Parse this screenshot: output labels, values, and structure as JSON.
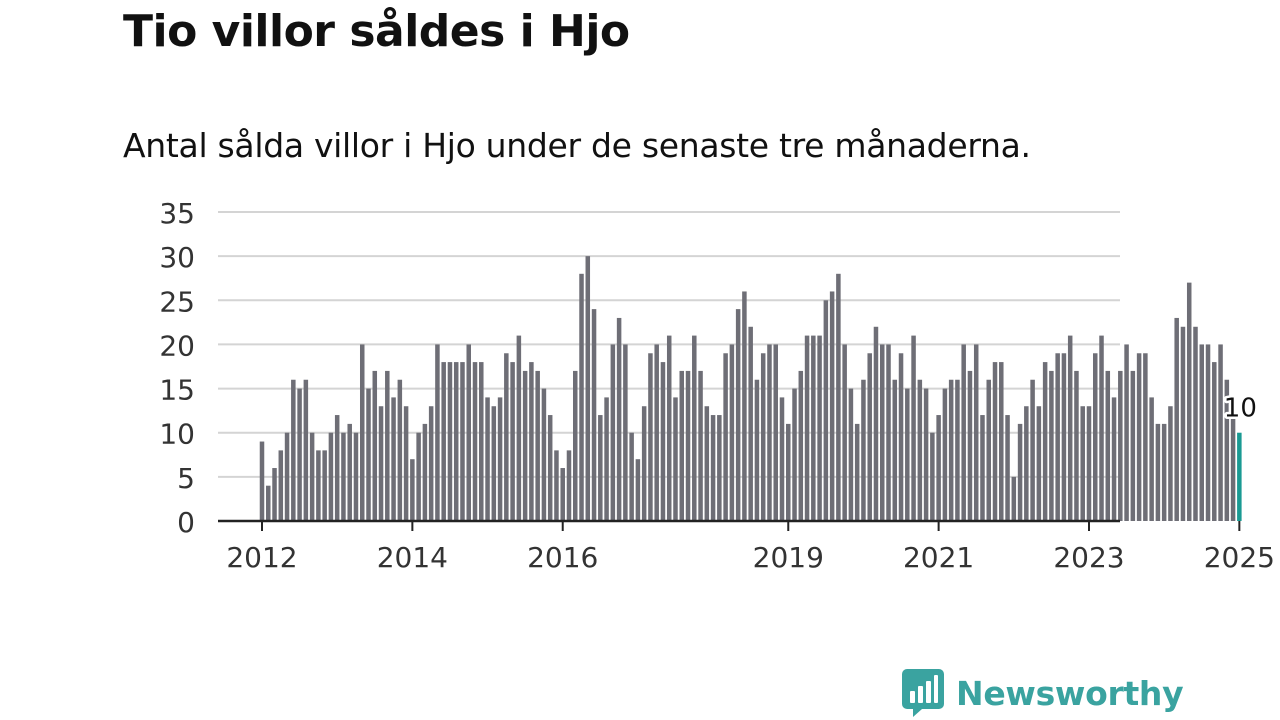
{
  "title": "Tio villor såldes i Hjo",
  "subtitle": "Antal sålda villor i Hjo under de senaste tre månaderna.",
  "logo_text": "Newsworthy",
  "colors": {
    "bar": "#6e6e76",
    "highlight": "#1a9a93",
    "grid": "#d4d4d4",
    "axis": "#222222",
    "brand": "#3aa3a0"
  },
  "chart_data": {
    "type": "bar",
    "start": "2012-01",
    "frequency": "monthly",
    "ylim": [
      0,
      35
    ],
    "yticks": [
      0,
      5,
      10,
      15,
      20,
      25,
      30,
      35
    ],
    "xticks": [
      "2012",
      "2014",
      "2016",
      "2019",
      "2021",
      "2023",
      "2025"
    ],
    "grid": true,
    "values": [
      9,
      4,
      6,
      8,
      10,
      16,
      15,
      16,
      10,
      8,
      8,
      10,
      12,
      10,
      11,
      10,
      20,
      15,
      17,
      13,
      17,
      14,
      16,
      13,
      7,
      10,
      11,
      13,
      20,
      18,
      18,
      18,
      18,
      20,
      18,
      18,
      14,
      13,
      14,
      19,
      18,
      21,
      17,
      18,
      17,
      15,
      12,
      8,
      6,
      8,
      17,
      28,
      30,
      24,
      12,
      14,
      20,
      23,
      20,
      10,
      7,
      13,
      19,
      20,
      18,
      21,
      14,
      17,
      17,
      21,
      17,
      13,
      12,
      12,
      19,
      20,
      24,
      26,
      22,
      16,
      19,
      20,
      20,
      14,
      11,
      15,
      17,
      21,
      21,
      21,
      25,
      26,
      28,
      20,
      15,
      11,
      16,
      19,
      22,
      20,
      20,
      16,
      19,
      15,
      21,
      16,
      15,
      10,
      12,
      15,
      16,
      16,
      20,
      17,
      20,
      12,
      16,
      18,
      18,
      12,
      5,
      11,
      13,
      16,
      13,
      18,
      17,
      19,
      19,
      21,
      17,
      13,
      13,
      19,
      21,
      17,
      14,
      17,
      20,
      17,
      19,
      19,
      14,
      11,
      11,
      13,
      23,
      22,
      27,
      22,
      20,
      20,
      18,
      20,
      16,
      12,
      10
    ],
    "highlight_label": "10"
  }
}
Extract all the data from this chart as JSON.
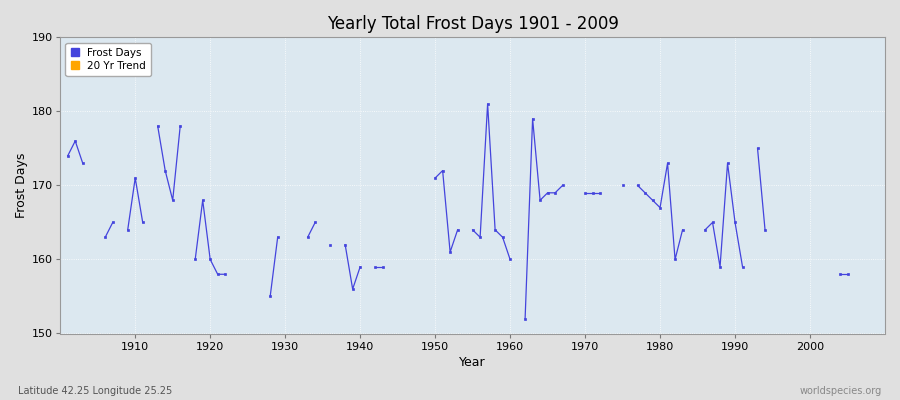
{
  "title": "Yearly Total Frost Days 1901 - 2009",
  "xlabel": "Year",
  "ylabel": "Frost Days",
  "subtitle_left": "Latitude 42.25 Longitude 25.25",
  "subtitle_right": "worldspecies.org",
  "ylim": [
    150,
    190
  ],
  "xlim": [
    1900,
    2010
  ],
  "yticks": [
    150,
    160,
    170,
    180,
    190
  ],
  "xticks": [
    1910,
    1920,
    1930,
    1940,
    1950,
    1960,
    1970,
    1980,
    1990,
    2000
  ],
  "line_color": "#4444dd",
  "marker_color": "#4444dd",
  "bg_color": "#e0e0e0",
  "plot_bg_color": "#dce8f0",
  "grid_color": "#ffffff",
  "legend_items": [
    "Frost Days",
    "20 Yr Trend"
  ],
  "legend_colors": [
    "#4444dd",
    "#ffa500"
  ],
  "years": [
    1901,
    1902,
    1903,
    1906,
    1907,
    1909,
    1910,
    1911,
    1913,
    1914,
    1915,
    1916,
    1918,
    1919,
    1920,
    1921,
    1922,
    1928,
    1929,
    1933,
    1934,
    1936,
    1938,
    1939,
    1940,
    1942,
    1943,
    1950,
    1951,
    1952,
    1953,
    1955,
    1956,
    1957,
    1958,
    1959,
    1960,
    1962,
    1963,
    1964,
    1965,
    1966,
    1967,
    1970,
    1971,
    1972,
    1975,
    1977,
    1978,
    1979,
    1980,
    1981,
    1982,
    1983,
    1986,
    1987,
    1988,
    1989,
    1990,
    1991,
    1993,
    1994,
    2004,
    2005
  ],
  "values": [
    174,
    176,
    173,
    163,
    165,
    164,
    171,
    165,
    178,
    172,
    168,
    178,
    160,
    168,
    160,
    158,
    158,
    155,
    163,
    163,
    165,
    162,
    162,
    156,
    159,
    159,
    159,
    171,
    172,
    161,
    164,
    164,
    163,
    181,
    164,
    163,
    160,
    152,
    179,
    168,
    169,
    169,
    170,
    169,
    169,
    169,
    170,
    170,
    169,
    168,
    167,
    173,
    160,
    164,
    164,
    165,
    159,
    173,
    165,
    159,
    175,
    164,
    158,
    158
  ]
}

————

**Work instructions:**
Copy out each line in the preceding records that contains "Frost".

**Task result:**
  "title": "Yearly Total Frost Days 1901 - 2009",
  "ylabel": "Frost Days",
    "Frost Days",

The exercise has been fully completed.